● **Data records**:
[Begin]

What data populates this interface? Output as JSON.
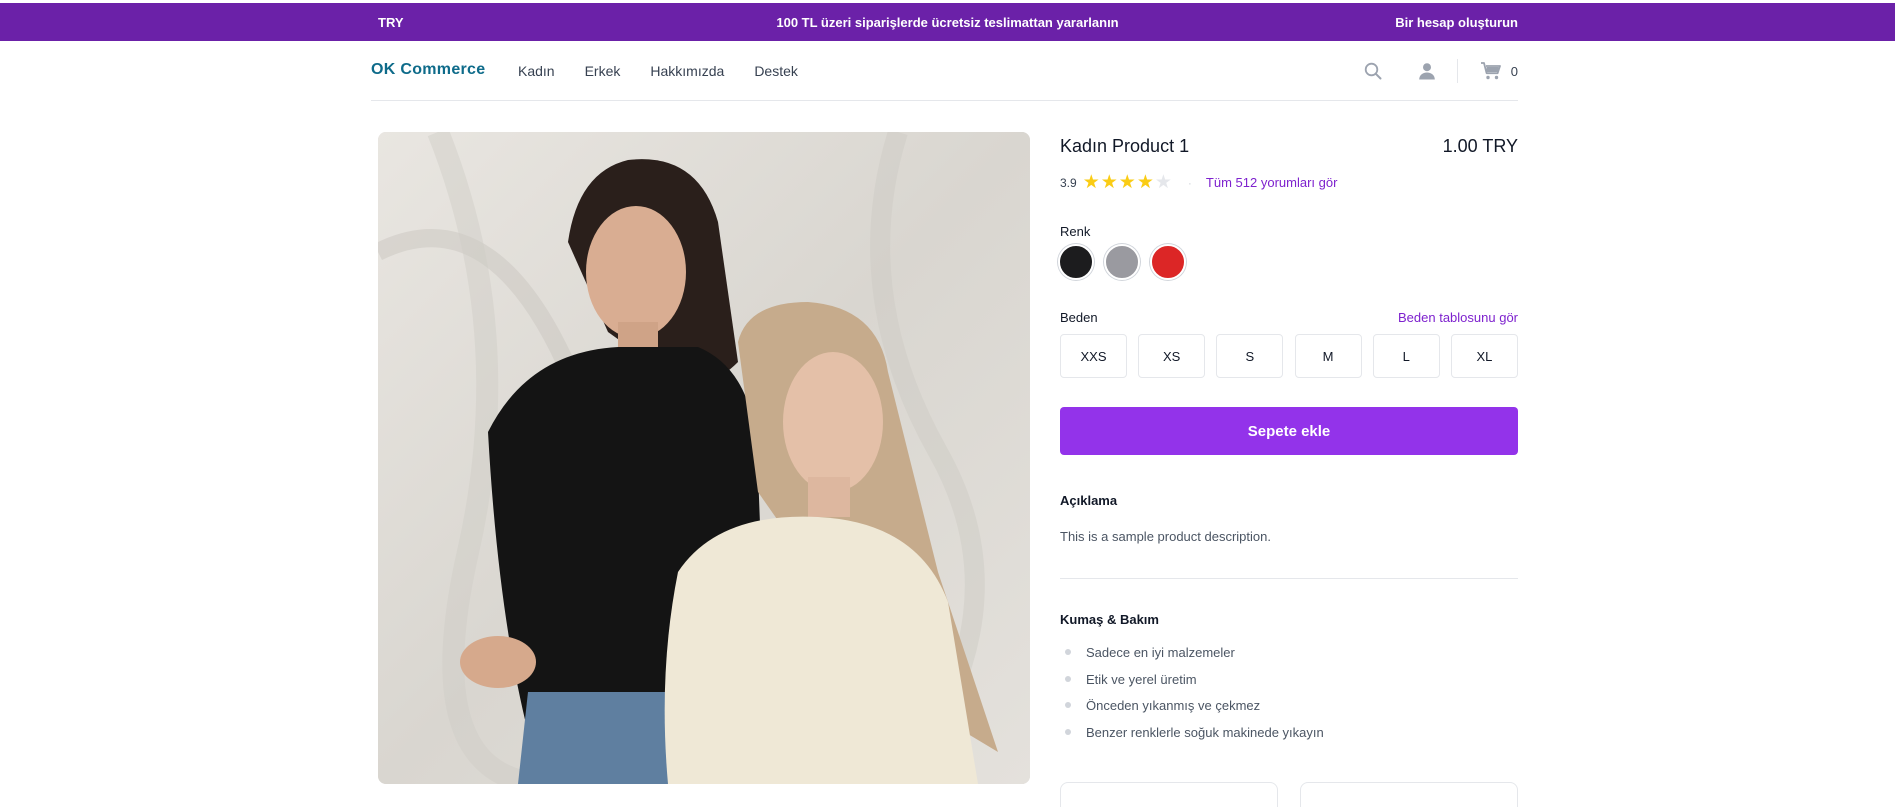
{
  "promo": {
    "currency": "TRY",
    "message": "100 TL üzeri siparişlerde ücretsiz teslimattan yararlanın",
    "account_link": "Bir hesap oluşturun"
  },
  "header": {
    "logo": "OK Commerce",
    "nav": [
      "Kadın",
      "Erkek",
      "Hakkımızda",
      "Destek"
    ],
    "cart_count": "0"
  },
  "product": {
    "title": "Kadın Product 1",
    "price": "1.00 TRY",
    "rating": "3.9",
    "rating_value": 3.9,
    "rating_max": 5,
    "reviews_link": "Tüm 512 yorumları gör",
    "color_label": "Renk",
    "colors": [
      "#1c1c1e",
      "#9a9aa0",
      "#dc2626"
    ],
    "size_label": "Beden",
    "size_guide_link": "Beden tablosunu gör",
    "sizes": [
      "XXS",
      "XS",
      "S",
      "M",
      "L",
      "XL"
    ],
    "add_to_cart": "Sepete ekle",
    "description_heading": "Açıklama",
    "description": "This is a sample product description.",
    "care_heading": "Kumaş & Bakım",
    "care_items": [
      "Sadece en iyi malzemeler",
      "Etik ve yerel üretim",
      "Önceden yıkanmış ve çekmez",
      "Benzer renklerle soğuk makinede yıkayın"
    ]
  },
  "colors": {
    "brand_purple": "#6b21a8",
    "button_purple": "#9333ea",
    "link_purple": "#7e22ce",
    "logo_teal": "#0e6b8a",
    "star_gold": "#facc15"
  }
}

[End]

● **BRIEF**: Reproduce the full listing above verbatim, with no pictures included.

● **RESPONSE TO THIS TASK**:
What data populates this interface? Output as JSON.
{
  "promo": {
    "currency": "TRY",
    "message": "100 TL üzeri siparişlerde ücretsiz teslimattan yararlanın",
    "account_link": "Bir hesap oluşturun"
  },
  "header": {
    "logo": "OK Commerce",
    "nav": [
      "Kadın",
      "Erkek",
      "Hakkımızda",
      "Destek"
    ],
    "cart_count": "0"
  },
  "product": {
    "title": "Kadın Product 1",
    "price": "1.00 TRY",
    "rating": "3.9",
    "rating_value": 3.9,
    "rating_max": 5,
    "reviews_link": "Tüm 512 yorumları gör",
    "color_label": "Renk",
    "colors": [
      "#1c1c1e",
      "#9a9aa0",
      "#dc2626"
    ],
    "size_label": "Beden",
    "size_guide_link": "Beden tablosunu gör",
    "sizes": [
      "XXS",
      "XS",
      "S",
      "M",
      "L",
      "XL"
    ],
    "add_to_cart": "Sepete ekle",
    "description_heading": "Açıklama",
    "description": "This is a sample product description.",
    "care_heading": "Kumaş & Bakım",
    "care_items": [
      "Sadece en iyi malzemeler",
      "Etik ve yerel üretim",
      "Önceden yıkanmış ve çekmez",
      "Benzer renklerle soğuk makinede yıkayın"
    ]
  },
  "colors": {
    "brand_purple": "#6b21a8",
    "button_purple": "#9333ea",
    "link_purple": "#7e22ce",
    "logo_teal": "#0e6b8a",
    "star_gold": "#facc15"
  }
}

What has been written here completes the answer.